## The request
Search the data for the string "label" and extract every line where it appears.

Start Material provided

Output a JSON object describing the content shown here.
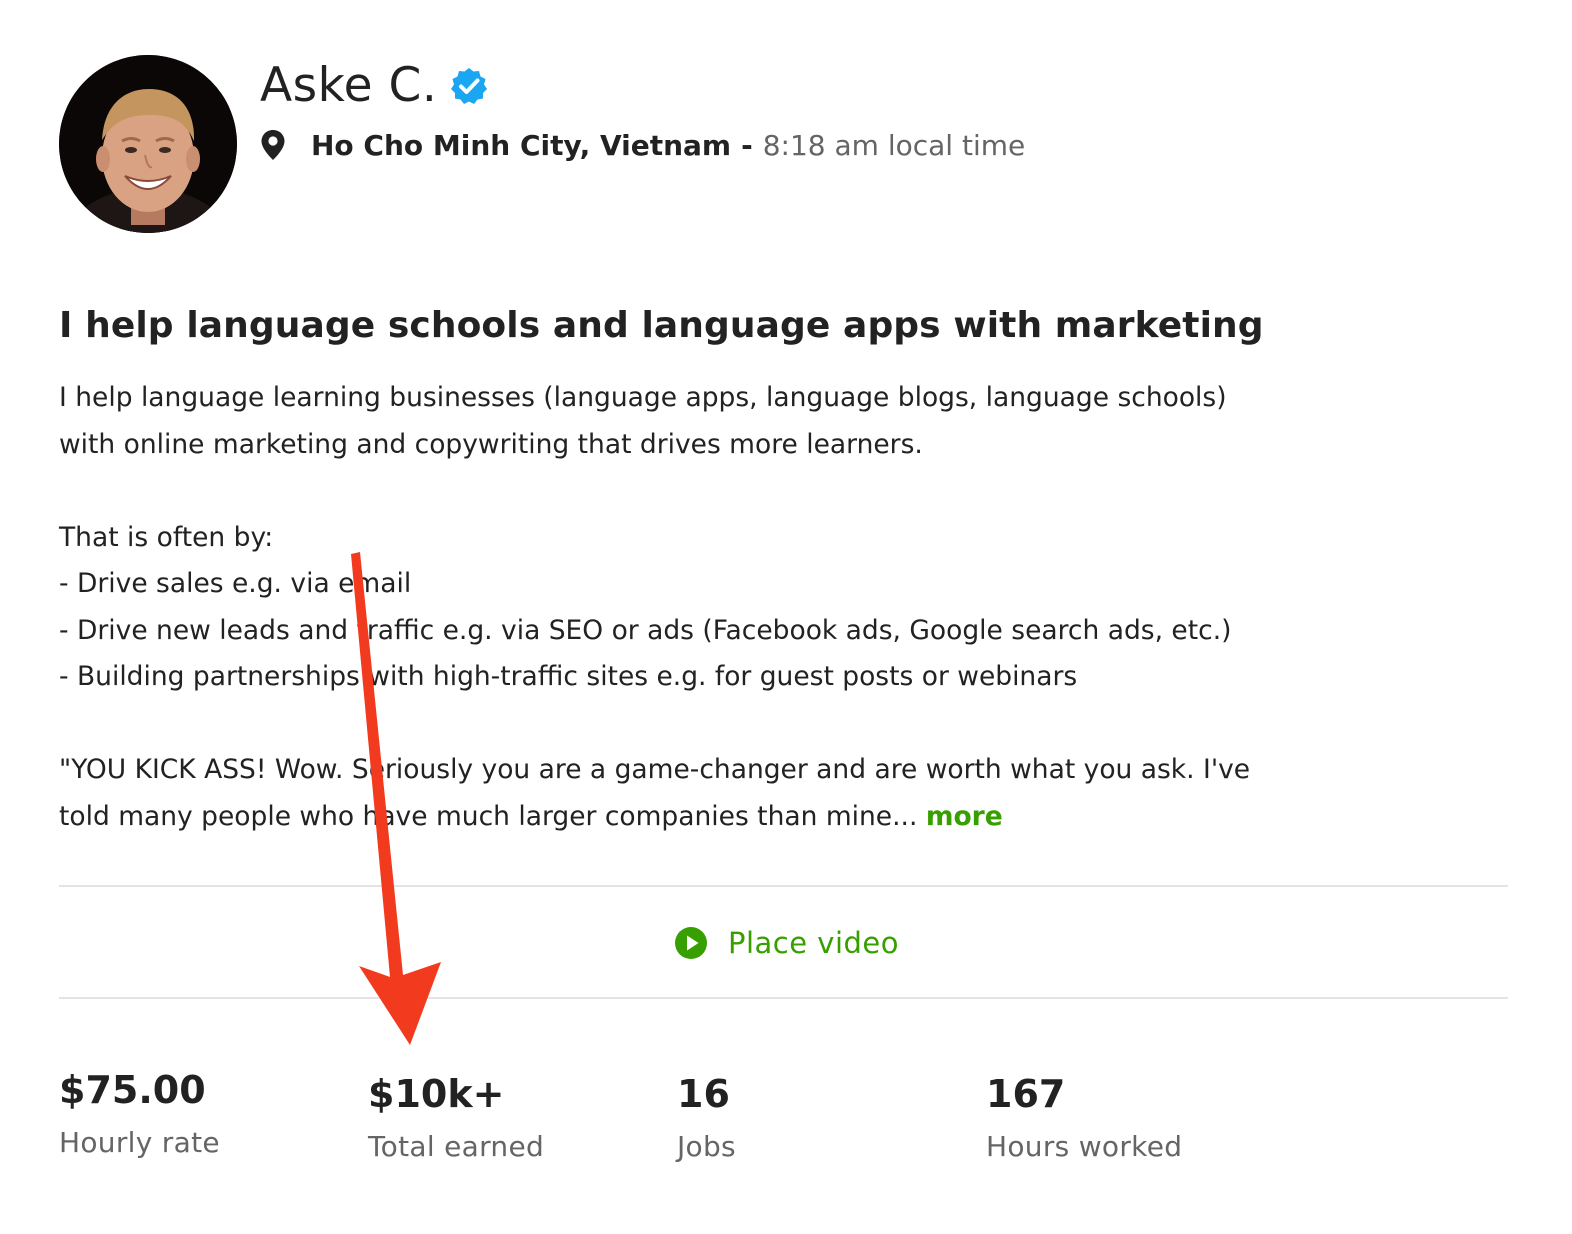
{
  "profile": {
    "name": "Aske C.",
    "verified_icon": "verified-check-icon",
    "location_icon": "map-pin-icon",
    "location": "Ho Cho Minh City, Vietnam",
    "separator": "-",
    "local_time": "8:18 am local time"
  },
  "overview": {
    "title": "I help language schools and language apps with marketing",
    "lines": [
      "I help language learning businesses (language apps, language blogs, language schools)",
      "with online marketing and copywriting that drives more learners.",
      "That is often by:",
      "- Drive sales e.g. via email",
      "- Drive new leads and traffic e.g. via SEO or ads (Facebook ads, Google search ads, etc.)",
      "- Building partnerships with high-traffic sites e.g. for guest posts or webinars",
      "\"YOU KICK ASS! Wow. Seriously you are a game-changer and are worth what you ask. I've",
      "told many people who have much larger companies than mine..."
    ],
    "more_link": "more"
  },
  "video": {
    "icon": "play-circle-icon",
    "label": "Place video"
  },
  "stats": [
    {
      "value": "$75.00",
      "label": "Hourly rate"
    },
    {
      "value": "$10k+",
      "label": "Total earned"
    },
    {
      "value": "16",
      "label": "Jobs"
    },
    {
      "value": "167",
      "label": "Hours worked"
    }
  ],
  "colors": {
    "accent_green": "#37a000",
    "verified_blue": "#1ba6f2",
    "annotation_red": "#f23a1f"
  }
}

End Material provided

## Right answer
    "label": "Place video"
      "label": "Hourly rate"
      "label": "Total earned"
      "label": "Jobs"
      "label": "Hours worked"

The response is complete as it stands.